## INSTRUCTIONS TO FOLLOW
Pick out each line of the records in which the word "Tuesday" appears.

## Recorded data

::::

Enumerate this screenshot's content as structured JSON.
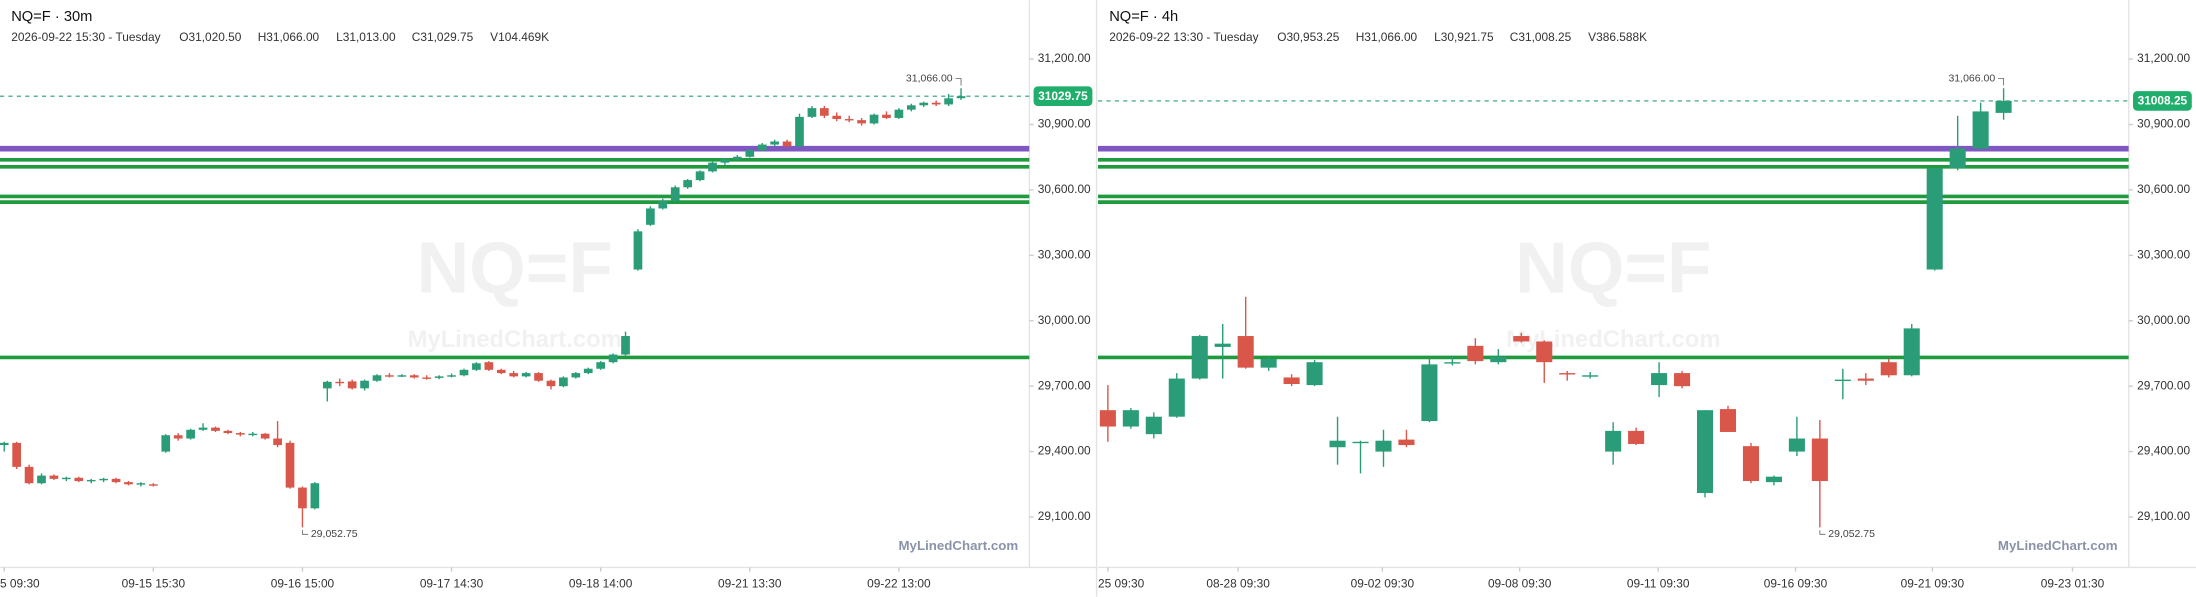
{
  "chart_data": [
    {
      "type": "candlestick",
      "title": "NQ=F · 30m",
      "info": [
        "2026-09-22 15:30 - Tuesday",
        "O31,020.50",
        "H31,066.00",
        "L31,013.00",
        "C31,029.75",
        "V104.469K"
      ],
      "watermark": "NQ=F",
      "watermark_sub": "MyLinedChart.com",
      "brand": "MyLinedChart.com",
      "up_color": "#2a9d78",
      "down_color": "#d9574a",
      "open": [
        29430,
        29440,
        29330,
        29255,
        29290,
        29275,
        29280,
        29265,
        29270,
        29275,
        29260,
        29250,
        29250,
        29400,
        29475,
        29460,
        29500,
        29510,
        29495,
        29485,
        29478,
        29482,
        29460,
        29440,
        29235,
        29140,
        29690,
        29720,
        29722,
        29690,
        29725,
        29750,
        29748,
        29750,
        29740,
        29738,
        29745,
        29750,
        29775,
        29810,
        29775,
        29760,
        29745,
        29760,
        29725,
        29700,
        29740,
        29760,
        29780,
        29810,
        29845,
        30235,
        30440,
        30515,
        30550,
        30612,
        30645,
        30685,
        30725,
        30740,
        30752,
        30782,
        30808,
        30822,
        30800,
        30935,
        30975,
        30940,
        30925,
        30920,
        30905,
        30945,
        30930,
        30968,
        30988,
        31000,
        30992,
        31020.5
      ],
      "high": [
        29445,
        29445,
        29340,
        29300,
        29295,
        29285,
        29285,
        29275,
        29280,
        29280,
        29265,
        29260,
        29255,
        29480,
        29485,
        29505,
        29530,
        29515,
        29500,
        29490,
        29490,
        29485,
        29540,
        29450,
        29240,
        29260,
        29725,
        29735,
        29730,
        29730,
        29755,
        29760,
        29755,
        29755,
        29750,
        29750,
        29758,
        29780,
        29810,
        29815,
        29780,
        29770,
        29765,
        29765,
        29730,
        29745,
        29765,
        29785,
        29815,
        29850,
        29950,
        30420,
        30525,
        30560,
        30620,
        30650,
        30690,
        30730,
        30745,
        30760,
        30790,
        30815,
        30830,
        30830,
        30950,
        30985,
        30985,
        30955,
        30940,
        30930,
        30950,
        30960,
        30975,
        30995,
        31005,
        31010,
        31040,
        31066
      ],
      "low": [
        29400,
        29320,
        29250,
        29250,
        29270,
        29265,
        29260,
        29255,
        29260,
        29255,
        29245,
        29240,
        29240,
        29395,
        29450,
        29455,
        29495,
        29490,
        29480,
        29470,
        29470,
        29455,
        29420,
        29230,
        29052.75,
        29135,
        29630,
        29700,
        29685,
        29680,
        29720,
        29740,
        29742,
        29735,
        29730,
        29732,
        29740,
        29745,
        29770,
        29770,
        29755,
        29740,
        29740,
        29720,
        29685,
        29695,
        29735,
        29755,
        29775,
        29805,
        29840,
        30230,
        30435,
        30510,
        30545,
        30605,
        30640,
        30680,
        30715,
        30735,
        30748,
        30778,
        30800,
        30795,
        30795,
        30930,
        30930,
        30915,
        30910,
        30895,
        30900,
        30925,
        30925,
        30960,
        30980,
        30985,
        30985,
        31013
      ],
      "close": [
        29440,
        29330,
        29255,
        29290,
        29275,
        29280,
        29265,
        29270,
        29275,
        29260,
        29250,
        29255,
        29248,
        29475,
        29460,
        29500,
        29510,
        29495,
        29485,
        29478,
        29482,
        29460,
        29430,
        29235,
        29140,
        29255,
        29720,
        29715,
        29690,
        29725,
        29750,
        29748,
        29750,
        29740,
        29738,
        29745,
        29750,
        29775,
        29805,
        29775,
        29760,
        29745,
        29760,
        29725,
        29700,
        29740,
        29760,
        29780,
        29810,
        29845,
        29930,
        30410,
        30515,
        30550,
        30612,
        30645,
        30685,
        30725,
        30740,
        30752,
        30782,
        30808,
        30822,
        30800,
        30935,
        30975,
        30940,
        30925,
        30920,
        30905,
        30945,
        30930,
        30968,
        30988,
        31000,
        30992,
        31020,
        31029.75
      ],
      "xlim": [
        -0.34,
        82.5
      ],
      "xticks": [
        {
          "value": 0,
          "label": "5 09:30"
        },
        {
          "value": 12,
          "label": "09-15 15:30"
        },
        {
          "value": 24,
          "label": "09-16 15:00"
        },
        {
          "value": 36,
          "label": "09-17 14:30"
        },
        {
          "value": 48,
          "label": "09-18 14:00"
        },
        {
          "value": 60,
          "label": "09-21 13:30"
        },
        {
          "value": 72,
          "label": "09-22 13:00"
        }
      ],
      "ylim": [
        28869,
        31470
      ],
      "yticks": [
        {
          "value": 31200,
          "label": "31,200.00"
        },
        {
          "value": 30900,
          "label": "30,900.00"
        },
        {
          "value": 30600,
          "label": "30,600.00"
        },
        {
          "value": 30300,
          "label": "30,300.00"
        },
        {
          "value": 30000,
          "label": "30,000.00"
        },
        {
          "value": 29700,
          "label": "29,700.00"
        },
        {
          "value": 29400,
          "label": "29,400.00"
        },
        {
          "value": 29100,
          "label": "29,100.00"
        }
      ],
      "levels": [
        {
          "value": 30789,
          "color": "#7e57c2"
        },
        {
          "value": 30738,
          "color": "#1f9a3e"
        },
        {
          "value": 30706,
          "color": "#1f9a3e"
        },
        {
          "value": 30570,
          "color": "#1f9a3e"
        },
        {
          "value": 30544,
          "color": "#1f9a3e"
        },
        {
          "value": 29832,
          "color": "#1f9a3e"
        }
      ],
      "last_price": 31029.75,
      "high_label": {
        "value": 31066,
        "label": "31,066.00"
      },
      "low_label": {
        "value": 29052.75,
        "label": "29,052.75"
      }
    },
    {
      "type": "candlestick",
      "title": "NQ=F · 4h",
      "info": [
        "2026-09-22 13:30 - Tuesday",
        "O30,953.25",
        "H31,066.00",
        "L30,921.75",
        "C31,008.25",
        "V386.588K"
      ],
      "watermark": "NQ=F",
      "watermark_sub": "MyLinedChart.com",
      "brand": "MyLinedChart.com",
      "up_color": "#2a9d78",
      "down_color": "#d9574a",
      "open": [
        29590,
        29515,
        29480,
        29560,
        29735,
        29880,
        29930,
        29785,
        29740,
        29705,
        29420,
        29440,
        29400,
        29455,
        29540,
        29805,
        29885,
        29810,
        29930,
        29905,
        29760,
        29745,
        29400,
        29495,
        29705,
        29760,
        29210,
        29595,
        29425,
        29260,
        29400,
        29460,
        29725,
        29735,
        29810,
        29750,
        30235,
        30700,
        30790,
        30953.25
      ],
      "high": [
        29705,
        29600,
        29580,
        29760,
        29935,
        29985,
        30110,
        29835,
        29755,
        29820,
        29560,
        29450,
        29500,
        29500,
        29830,
        29835,
        29920,
        29870,
        29945,
        29910,
        29770,
        29765,
        29535,
        29510,
        29810,
        29770,
        29590,
        29610,
        29440,
        29290,
        29560,
        29545,
        29780,
        29760,
        29825,
        29985,
        30700,
        30940,
        31000,
        31066
      ],
      "low": [
        29445,
        29505,
        29460,
        29555,
        29730,
        29735,
        29780,
        29770,
        29700,
        29700,
        29340,
        29300,
        29330,
        29420,
        29535,
        29795,
        29800,
        29800,
        29900,
        29715,
        29725,
        29735,
        29340,
        29430,
        29650,
        29690,
        29190,
        29490,
        29255,
        29245,
        29380,
        29052.75,
        29640,
        29705,
        29740,
        29745,
        30230,
        30690,
        30785,
        30921.75
      ],
      "close": [
        29515,
        29590,
        29560,
        29735,
        29930,
        29895,
        29785,
        29825,
        29710,
        29810,
        29450,
        29445,
        29450,
        29430,
        29800,
        29810,
        29815,
        29835,
        29905,
        29810,
        29755,
        29750,
        29495,
        29435,
        29760,
        29700,
        29590,
        29490,
        29265,
        29285,
        29460,
        29265,
        29730,
        29725,
        29750,
        29965,
        30700,
        30790,
        30960,
        31008.25
      ],
      "xlim": [
        -0.43,
        44.45
      ],
      "xticks": [
        {
          "value": 0,
          "label": "25 09:30"
        },
        {
          "value": 5.67,
          "label": "08-28 09:30"
        },
        {
          "value": 11.95,
          "label": "09-02 09:30"
        },
        {
          "value": 17.93,
          "label": "09-08 09:30"
        },
        {
          "value": 23.96,
          "label": "09-11 09:30"
        },
        {
          "value": 29.94,
          "label": "09-16 09:30"
        },
        {
          "value": 35.9,
          "label": "09-21 09:30"
        },
        {
          "value": 42,
          "label": "09-23 01:30"
        }
      ],
      "ylim": [
        28869,
        31470
      ],
      "yticks": [
        {
          "value": 31200,
          "label": "31,200.00"
        },
        {
          "value": 30900,
          "label": "30,900.00"
        },
        {
          "value": 30600,
          "label": "30,600.00"
        },
        {
          "value": 30300,
          "label": "30,300.00"
        },
        {
          "value": 30000,
          "label": "30,000.00"
        },
        {
          "value": 29700,
          "label": "29,700.00"
        },
        {
          "value": 29400,
          "label": "29,400.00"
        },
        {
          "value": 29100,
          "label": "29,100.00"
        }
      ],
      "levels": [
        {
          "value": 30789,
          "color": "#7e57c2"
        },
        {
          "value": 30738,
          "color": "#1f9a3e"
        },
        {
          "value": 30706,
          "color": "#1f9a3e"
        },
        {
          "value": 30570,
          "color": "#1f9a3e"
        },
        {
          "value": 30544,
          "color": "#1f9a3e"
        },
        {
          "value": 29832,
          "color": "#1f9a3e"
        }
      ],
      "last_price": 31008.25,
      "high_label": {
        "value": 31066,
        "label": "31,066.00"
      },
      "low_label": {
        "value": 29052.75,
        "label": "29,052.75"
      }
    }
  ]
}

::::

## TASK OUTPUT
        "2026-09-22 15:30 - Tuesday",
        "2026-09-22 13:30 - Tuesday",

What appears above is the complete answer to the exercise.